Task brief — Locate and copy all lines bearing the word "price".
Start of Provided records
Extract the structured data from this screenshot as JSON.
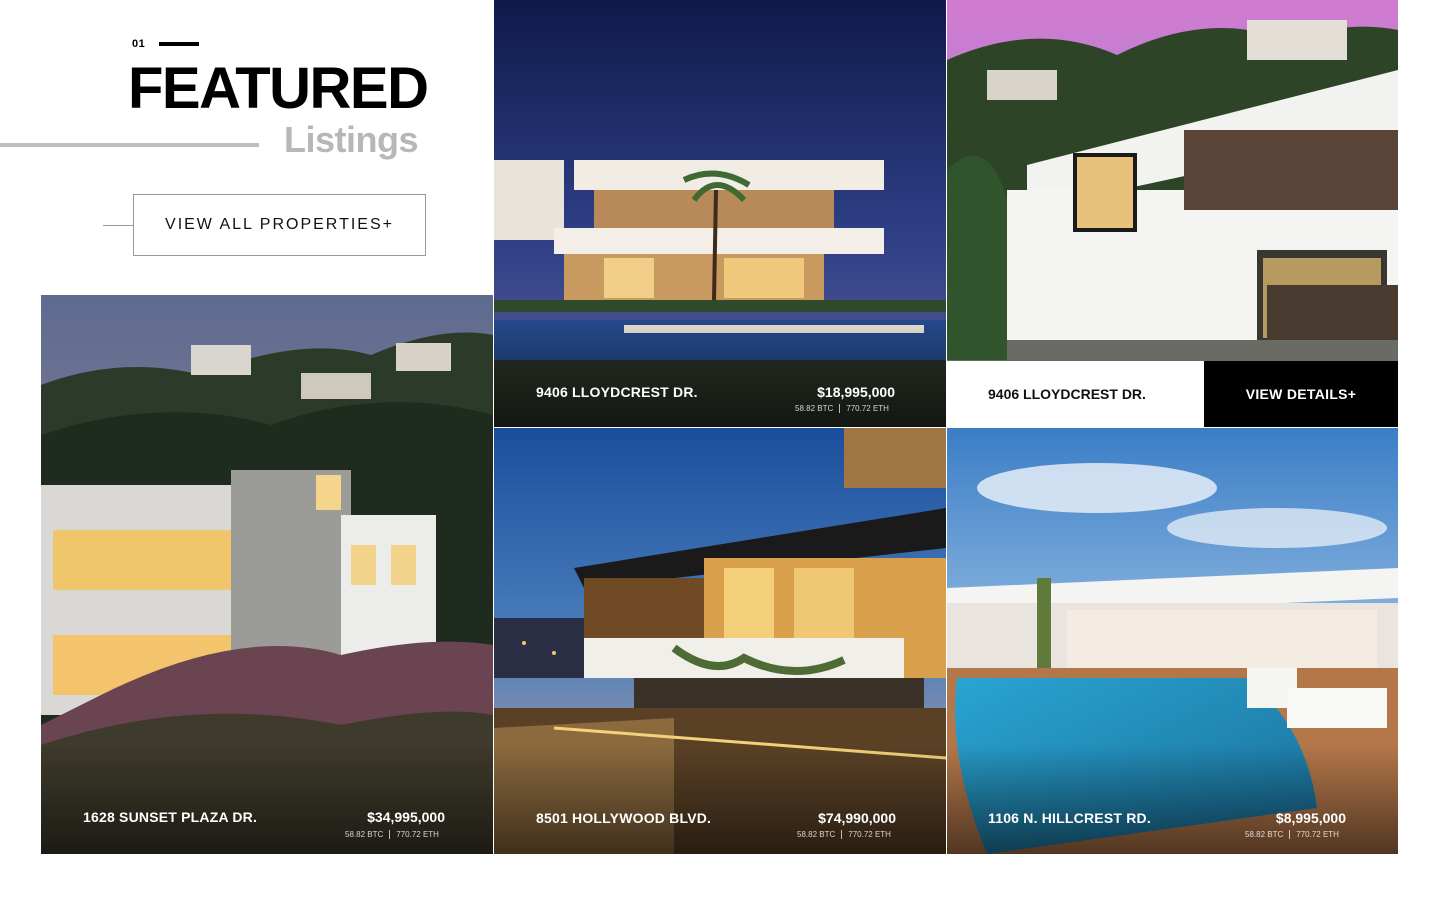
{
  "header": {
    "section_number": "01",
    "title": "FEATURED",
    "subtitle": "Listings",
    "view_all_label": "VIEW ALL PROPERTIES+"
  },
  "colors": {
    "accent": "#000000",
    "muted_title": "#b7b7b7",
    "strip_light": "#ffffff",
    "strip_dark": "#000000"
  },
  "listings": [
    {
      "address": "1628 SUNSET PLAZA DR.",
      "price": "$34,995,000",
      "btc": "58.82 BTC",
      "eth": "770.72 ETH",
      "image": "cliffside-modern-home-dusk"
    },
    {
      "address": "9406 LLOYDCREST DR.",
      "price": "$18,995,000",
      "btc": "58.82 BTC",
      "eth": "770.72 ETH",
      "image": "modern-villa-pool-night"
    },
    {
      "address": "9406 LLOYDCREST DR.",
      "details_label": "VIEW DETAILS+",
      "image": "hillside-house-garage-sunset"
    },
    {
      "address": "8501 HOLLYWOOD BLVD.",
      "price": "$74,990,000",
      "btc": "58.82 BTC",
      "eth": "770.72 ETH",
      "image": "hilltop-terrace-city-lights"
    },
    {
      "address": "1106 N. HILLCREST RD.",
      "price": "$8,995,000",
      "btc": "58.82 BTC",
      "eth": "770.72 ETH",
      "image": "courtyard-pool-daylight"
    }
  ]
}
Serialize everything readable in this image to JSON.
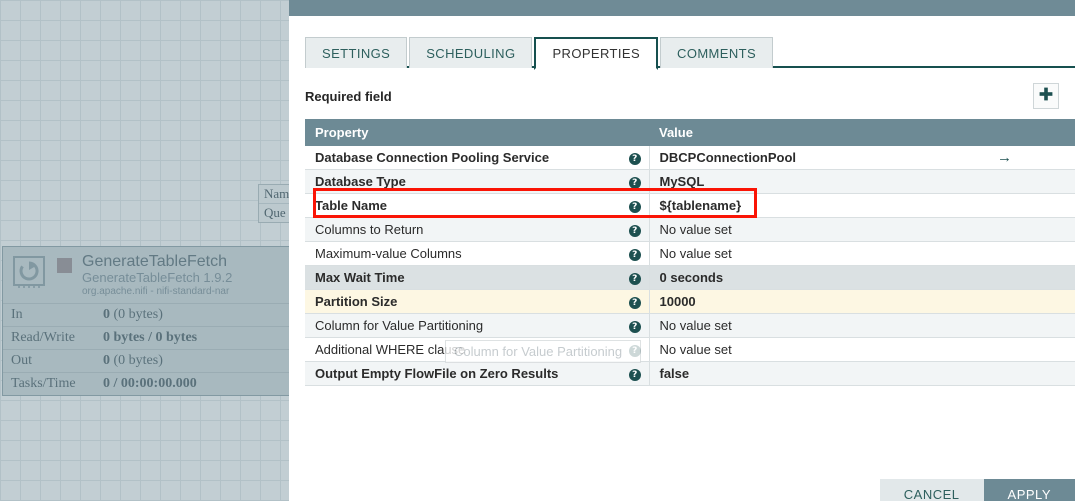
End of Provided records
Written solution —
      "price": "$34,995,000",
      "price": "$18,995,000",
      "price": "$74,990,000",
      "price": "$8,995,000",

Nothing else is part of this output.